[start Exercise materials]

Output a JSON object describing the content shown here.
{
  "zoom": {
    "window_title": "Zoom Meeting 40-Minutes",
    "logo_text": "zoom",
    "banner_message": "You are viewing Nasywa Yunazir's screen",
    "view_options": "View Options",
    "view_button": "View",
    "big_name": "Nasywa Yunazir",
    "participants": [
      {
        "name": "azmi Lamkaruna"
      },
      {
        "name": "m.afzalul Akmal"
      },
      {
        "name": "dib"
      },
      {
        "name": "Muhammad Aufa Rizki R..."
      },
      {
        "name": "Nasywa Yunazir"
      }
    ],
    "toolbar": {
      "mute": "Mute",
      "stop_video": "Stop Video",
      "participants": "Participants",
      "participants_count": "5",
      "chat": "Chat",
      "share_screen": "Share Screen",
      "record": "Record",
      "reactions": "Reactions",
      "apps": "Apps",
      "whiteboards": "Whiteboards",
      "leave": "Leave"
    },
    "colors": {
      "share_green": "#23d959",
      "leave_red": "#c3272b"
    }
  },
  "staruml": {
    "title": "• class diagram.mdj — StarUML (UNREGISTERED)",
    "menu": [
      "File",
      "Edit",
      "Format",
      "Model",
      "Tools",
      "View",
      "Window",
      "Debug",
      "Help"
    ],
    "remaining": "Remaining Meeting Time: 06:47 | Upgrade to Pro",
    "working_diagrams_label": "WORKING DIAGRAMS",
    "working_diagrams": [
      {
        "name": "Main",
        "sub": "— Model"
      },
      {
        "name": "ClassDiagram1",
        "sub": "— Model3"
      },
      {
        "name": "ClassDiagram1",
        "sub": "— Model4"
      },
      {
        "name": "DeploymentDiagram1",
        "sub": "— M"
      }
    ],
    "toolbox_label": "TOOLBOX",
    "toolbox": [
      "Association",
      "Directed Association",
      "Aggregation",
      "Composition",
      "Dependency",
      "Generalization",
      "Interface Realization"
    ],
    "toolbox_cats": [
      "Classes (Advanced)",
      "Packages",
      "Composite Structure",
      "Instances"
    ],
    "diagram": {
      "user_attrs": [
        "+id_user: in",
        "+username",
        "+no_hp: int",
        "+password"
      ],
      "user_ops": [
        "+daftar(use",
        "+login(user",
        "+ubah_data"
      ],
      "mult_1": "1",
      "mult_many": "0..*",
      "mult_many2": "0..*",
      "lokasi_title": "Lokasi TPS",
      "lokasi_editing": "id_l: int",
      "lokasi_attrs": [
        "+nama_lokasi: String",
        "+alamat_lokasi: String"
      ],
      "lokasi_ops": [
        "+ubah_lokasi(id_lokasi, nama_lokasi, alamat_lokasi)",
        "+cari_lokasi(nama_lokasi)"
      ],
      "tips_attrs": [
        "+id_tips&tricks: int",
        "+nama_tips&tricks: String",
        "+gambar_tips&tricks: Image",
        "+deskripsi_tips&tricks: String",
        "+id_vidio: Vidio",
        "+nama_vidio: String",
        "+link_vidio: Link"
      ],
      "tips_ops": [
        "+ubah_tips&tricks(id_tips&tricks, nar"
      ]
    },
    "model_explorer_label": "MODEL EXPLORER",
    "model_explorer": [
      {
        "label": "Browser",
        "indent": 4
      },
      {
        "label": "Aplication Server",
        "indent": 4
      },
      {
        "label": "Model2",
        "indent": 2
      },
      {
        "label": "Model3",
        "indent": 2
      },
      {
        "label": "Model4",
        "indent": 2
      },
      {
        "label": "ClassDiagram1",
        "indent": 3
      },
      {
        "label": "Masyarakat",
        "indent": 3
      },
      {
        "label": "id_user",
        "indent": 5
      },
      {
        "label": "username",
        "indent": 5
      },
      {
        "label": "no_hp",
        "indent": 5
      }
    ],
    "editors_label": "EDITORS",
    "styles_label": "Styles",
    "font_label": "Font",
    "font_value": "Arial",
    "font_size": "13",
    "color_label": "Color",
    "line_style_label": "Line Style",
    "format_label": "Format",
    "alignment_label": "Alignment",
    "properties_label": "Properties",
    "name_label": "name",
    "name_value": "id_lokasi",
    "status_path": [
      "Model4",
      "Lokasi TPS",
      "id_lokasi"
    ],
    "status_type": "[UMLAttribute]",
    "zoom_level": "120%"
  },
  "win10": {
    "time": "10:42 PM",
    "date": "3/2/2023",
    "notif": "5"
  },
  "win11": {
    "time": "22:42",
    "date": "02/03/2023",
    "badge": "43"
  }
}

[end Exercise materials]

- [What you need to do]
Return the listing above in full, character for character.

- [Reply]
Output a JSON object describing the content shown here.
{
  "zoom": {
    "window_title": "Zoom Meeting 40-Minutes",
    "logo_text": "zoom",
    "banner_message": "You are viewing Nasywa Yunazir's screen",
    "view_options": "View Options",
    "view_button": "View",
    "big_name": "Nasywa Yunazir",
    "participants": [
      {
        "name": "azmi Lamkaruna"
      },
      {
        "name": "m.afzalul Akmal"
      },
      {
        "name": "dib"
      },
      {
        "name": "Muhammad Aufa Rizki R..."
      },
      {
        "name": "Nasywa Yunazir"
      }
    ],
    "toolbar": {
      "mute": "Mute",
      "stop_video": "Stop Video",
      "participants": "Participants",
      "participants_count": "5",
      "chat": "Chat",
      "share_screen": "Share Screen",
      "record": "Record",
      "reactions": "Reactions",
      "apps": "Apps",
      "whiteboards": "Whiteboards",
      "leave": "Leave"
    },
    "colors": {
      "share_green": "#23d959",
      "leave_red": "#c3272b"
    }
  },
  "staruml": {
    "title": "• class diagram.mdj — StarUML (UNREGISTERED)",
    "menu": [
      "File",
      "Edit",
      "Format",
      "Model",
      "Tools",
      "View",
      "Window",
      "Debug",
      "Help"
    ],
    "remaining": "Remaining Meeting Time: 06:47 | Upgrade to Pro",
    "working_diagrams_label": "WORKING DIAGRAMS",
    "working_diagrams": [
      {
        "name": "Main",
        "sub": "— Model"
      },
      {
        "name": "ClassDiagram1",
        "sub": "— Model3"
      },
      {
        "name": "ClassDiagram1",
        "sub": "— Model4"
      },
      {
        "name": "DeploymentDiagram1",
        "sub": "— M"
      }
    ],
    "toolbox_label": "TOOLBOX",
    "toolbox": [
      "Association",
      "Directed Association",
      "Aggregation",
      "Composition",
      "Dependency",
      "Generalization",
      "Interface Realization"
    ],
    "toolbox_cats": [
      "Classes (Advanced)",
      "Packages",
      "Composite Structure",
      "Instances"
    ],
    "diagram": {
      "user_attrs": [
        "+id_user: in",
        "+username",
        "+no_hp: int",
        "+password"
      ],
      "user_ops": [
        "+daftar(use",
        "+login(user",
        "+ubah_data"
      ],
      "mult_1": "1",
      "mult_many": "0..*",
      "mult_many2": "0..*",
      "lokasi_title": "Lokasi TPS",
      "lokasi_editing": "id_l: int",
      "lokasi_attrs": [
        "+nama_lokasi: String",
        "+alamat_lokasi: String"
      ],
      "lokasi_ops": [
        "+ubah_lokasi(id_lokasi, nama_lokasi, alamat_lokasi)",
        "+cari_lokasi(nama_lokasi)"
      ],
      "tips_attrs": [
        "+id_tips&tricks: int",
        "+nama_tips&tricks: String",
        "+gambar_tips&tricks: Image",
        "+deskripsi_tips&tricks: String",
        "+id_vidio: Vidio",
        "+nama_vidio: String",
        "+link_vidio: Link"
      ],
      "tips_ops": [
        "+ubah_tips&tricks(id_tips&tricks, nar"
      ]
    },
    "model_explorer_label": "MODEL EXPLORER",
    "model_explorer": [
      {
        "label": "Browser",
        "indent": 4
      },
      {
        "label": "Aplication Server",
        "indent": 4
      },
      {
        "label": "Model2",
        "indent": 2
      },
      {
        "label": "Model3",
        "indent": 2
      },
      {
        "label": "Model4",
        "indent": 2
      },
      {
        "label": "ClassDiagram1",
        "indent": 3
      },
      {
        "label": "Masyarakat",
        "indent": 3
      },
      {
        "label": "id_user",
        "indent": 5
      },
      {
        "label": "username",
        "indent": 5
      },
      {
        "label": "no_hp",
        "indent": 5
      }
    ],
    "editors_label": "EDITORS",
    "styles_label": "Styles",
    "font_label": "Font",
    "font_value": "Arial",
    "font_size": "13",
    "color_label": "Color",
    "line_style_label": "Line Style",
    "format_label": "Format",
    "alignment_label": "Alignment",
    "properties_label": "Properties",
    "name_label": "name",
    "name_value": "id_lokasi",
    "status_path": [
      "Model4",
      "Lokasi TPS",
      "id_lokasi"
    ],
    "status_type": "[UMLAttribute]",
    "zoom_level": "120%"
  },
  "win10": {
    "time": "10:42 PM",
    "date": "3/2/2023",
    "notif": "5"
  },
  "win11": {
    "time": "22:42",
    "date": "02/03/2023",
    "badge": "43"
  }
}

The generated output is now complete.